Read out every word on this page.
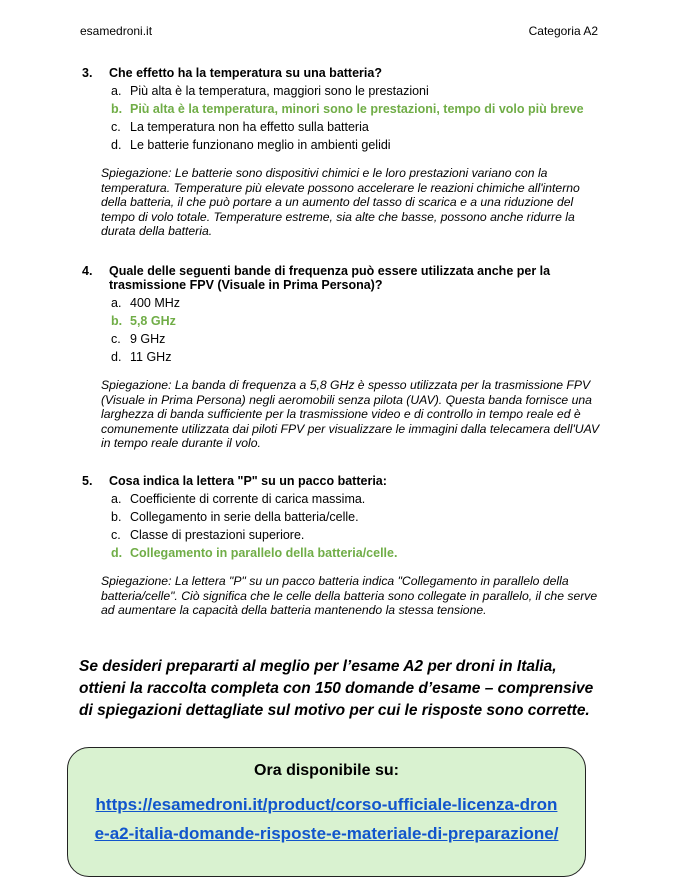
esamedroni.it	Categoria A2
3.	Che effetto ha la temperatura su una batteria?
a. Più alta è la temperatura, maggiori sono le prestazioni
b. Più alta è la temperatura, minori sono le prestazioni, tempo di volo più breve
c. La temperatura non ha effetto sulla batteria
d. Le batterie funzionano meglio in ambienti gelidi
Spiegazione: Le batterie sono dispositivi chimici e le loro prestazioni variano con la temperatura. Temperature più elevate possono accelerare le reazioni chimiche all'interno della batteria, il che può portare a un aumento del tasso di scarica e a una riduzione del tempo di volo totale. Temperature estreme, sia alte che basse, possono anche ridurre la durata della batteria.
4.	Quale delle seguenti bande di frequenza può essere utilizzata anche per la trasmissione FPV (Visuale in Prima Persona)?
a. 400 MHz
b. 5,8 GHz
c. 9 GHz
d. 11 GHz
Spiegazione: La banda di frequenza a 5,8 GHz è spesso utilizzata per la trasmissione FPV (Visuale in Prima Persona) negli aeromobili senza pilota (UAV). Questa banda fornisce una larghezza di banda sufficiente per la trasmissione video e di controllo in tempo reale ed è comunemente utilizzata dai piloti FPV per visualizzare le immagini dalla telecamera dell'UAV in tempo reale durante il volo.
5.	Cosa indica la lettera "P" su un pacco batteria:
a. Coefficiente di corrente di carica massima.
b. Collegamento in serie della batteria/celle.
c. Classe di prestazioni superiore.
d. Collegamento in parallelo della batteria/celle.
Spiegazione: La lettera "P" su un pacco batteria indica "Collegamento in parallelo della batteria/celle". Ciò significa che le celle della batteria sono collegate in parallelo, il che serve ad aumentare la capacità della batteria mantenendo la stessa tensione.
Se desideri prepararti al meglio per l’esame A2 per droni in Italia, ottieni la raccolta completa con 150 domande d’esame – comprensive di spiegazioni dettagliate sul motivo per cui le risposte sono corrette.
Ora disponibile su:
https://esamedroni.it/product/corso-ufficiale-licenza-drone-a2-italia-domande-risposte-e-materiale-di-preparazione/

----

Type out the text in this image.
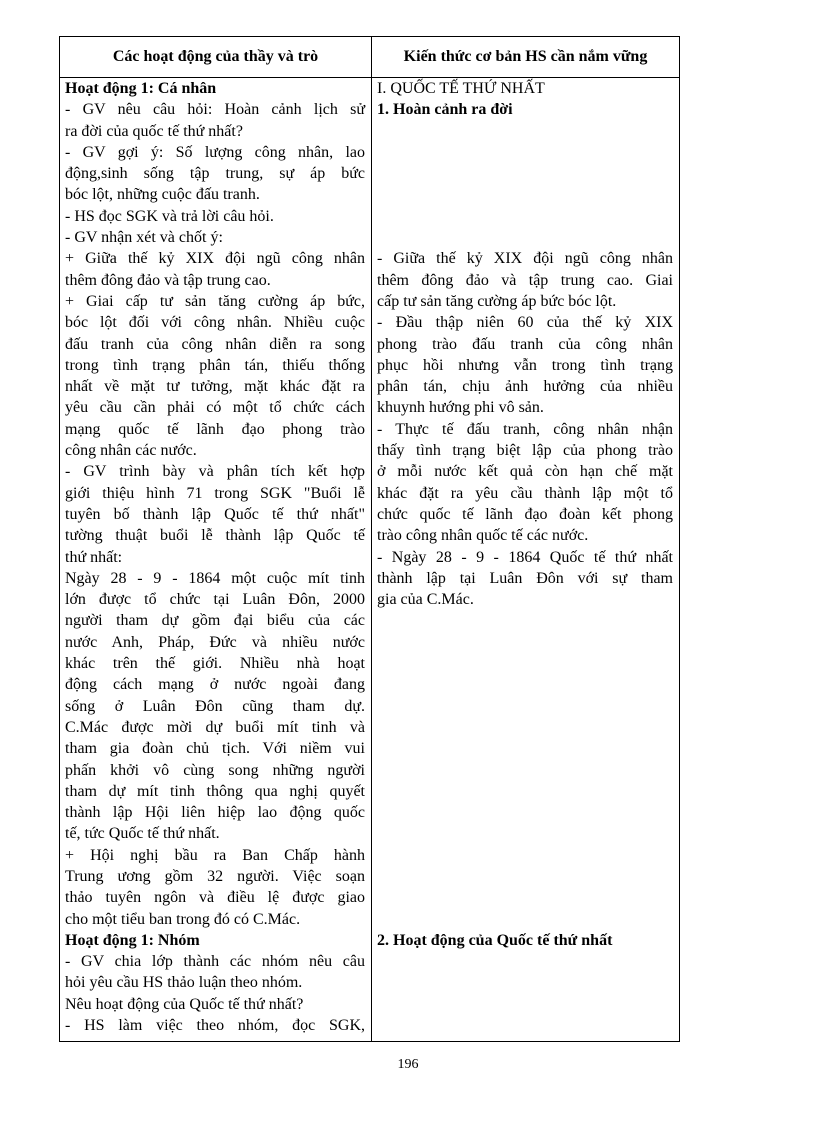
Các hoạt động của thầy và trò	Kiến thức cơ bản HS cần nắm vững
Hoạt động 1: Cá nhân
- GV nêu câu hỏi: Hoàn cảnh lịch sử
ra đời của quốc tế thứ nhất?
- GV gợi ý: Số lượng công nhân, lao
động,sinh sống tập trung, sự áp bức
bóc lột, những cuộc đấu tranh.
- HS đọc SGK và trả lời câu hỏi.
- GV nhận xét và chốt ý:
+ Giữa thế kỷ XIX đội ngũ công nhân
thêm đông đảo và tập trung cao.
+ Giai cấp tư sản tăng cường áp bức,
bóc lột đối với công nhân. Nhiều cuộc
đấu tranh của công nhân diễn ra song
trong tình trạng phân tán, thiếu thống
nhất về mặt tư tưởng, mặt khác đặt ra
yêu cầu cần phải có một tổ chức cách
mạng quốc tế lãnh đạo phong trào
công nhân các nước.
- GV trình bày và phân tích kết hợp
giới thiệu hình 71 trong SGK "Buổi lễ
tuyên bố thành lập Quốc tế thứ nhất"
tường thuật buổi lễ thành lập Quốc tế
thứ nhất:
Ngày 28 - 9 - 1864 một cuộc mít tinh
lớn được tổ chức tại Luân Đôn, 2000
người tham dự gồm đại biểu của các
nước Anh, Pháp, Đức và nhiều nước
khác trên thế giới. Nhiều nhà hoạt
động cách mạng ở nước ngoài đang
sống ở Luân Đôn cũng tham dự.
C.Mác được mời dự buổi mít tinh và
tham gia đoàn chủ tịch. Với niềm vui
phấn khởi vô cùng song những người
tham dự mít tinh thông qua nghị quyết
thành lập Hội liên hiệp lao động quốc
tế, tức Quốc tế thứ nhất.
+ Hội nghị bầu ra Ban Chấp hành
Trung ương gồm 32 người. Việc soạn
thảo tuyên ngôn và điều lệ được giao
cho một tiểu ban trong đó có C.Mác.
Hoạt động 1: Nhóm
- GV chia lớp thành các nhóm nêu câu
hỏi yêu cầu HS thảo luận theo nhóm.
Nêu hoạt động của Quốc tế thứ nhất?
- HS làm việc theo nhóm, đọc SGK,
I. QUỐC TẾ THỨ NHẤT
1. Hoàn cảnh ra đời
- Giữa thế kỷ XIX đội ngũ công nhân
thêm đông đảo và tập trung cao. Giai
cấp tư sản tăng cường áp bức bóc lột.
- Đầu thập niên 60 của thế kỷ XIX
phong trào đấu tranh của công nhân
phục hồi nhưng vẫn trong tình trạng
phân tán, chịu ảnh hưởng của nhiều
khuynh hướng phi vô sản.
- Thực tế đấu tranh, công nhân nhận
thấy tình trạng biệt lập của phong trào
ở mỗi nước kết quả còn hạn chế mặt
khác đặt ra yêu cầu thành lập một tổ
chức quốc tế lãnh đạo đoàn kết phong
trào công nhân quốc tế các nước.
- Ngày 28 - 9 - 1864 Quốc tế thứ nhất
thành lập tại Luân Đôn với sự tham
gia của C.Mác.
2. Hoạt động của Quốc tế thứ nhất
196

----

What is the number of lines containing "thảo"? Give that number only.

#### Answer to this problem:
2